Directive :: Print the listing as it stands, omitting all images.

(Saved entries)
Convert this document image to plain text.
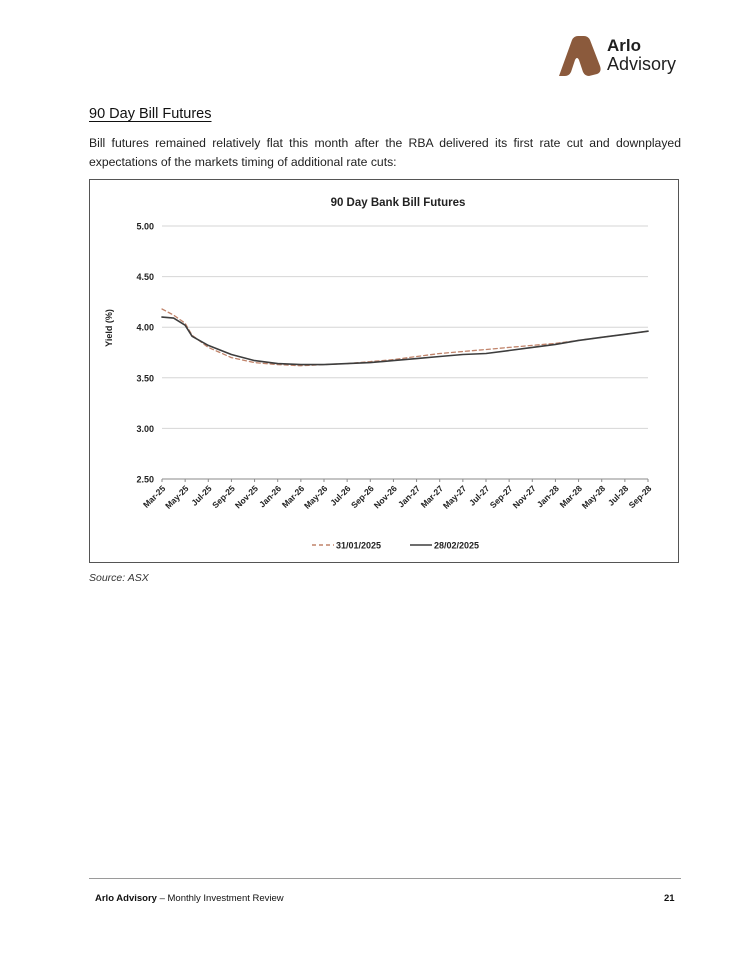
Arlo
Advisory
90 Day Bill Futures

Bill futures remained relatively flat this month after the RBA delivered its first rate cut and downplayed expectations of the markets timing of additional rate cuts:

90 Day Bank Bill Futures
Yield (%)
5.00
4.50
4.00
3.50
3.00
2.50
Mar-25
May-25
Jul-25
Sep-25
Nov-25
Jan-26
Mar-26
May-26
Jul-26
Sep-26
Nov-26
Jan-27
Mar-27
May-27
Jul-27
Sep-27
Nov-27
Jan-28
Mar-28
May-28
Jul-28
Sep-28
31/01/2025	28/02/2025
Source: ASX
Arlo Advisory – Monthly Investment Review	21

Reply ::
Convert this document image to plain text.
Arlo
Advisory
90 Day Bill Futures

Bill futures remained relatively flat this month after the RBA delivered its first rate cut and downplayed expectations of the markets timing of additional rate cuts:

90 Day Bank Bill Futures
Yield (%)
5.00
4.50
4.00
3.50
3.00
2.50
Mar-25
May-25
Jul-25
Sep-25
Nov-25
Jan-26
Mar-26
May-26
Jul-26
Sep-26
Nov-26
Jan-27
Mar-27
May-27
Jul-27
Sep-27
Nov-27
Jan-28
Mar-28
May-28
Jul-28
Sep-28
31/01/2025	28/02/2025
Source: ASX
Arlo Advisory – Monthly Investment Review	21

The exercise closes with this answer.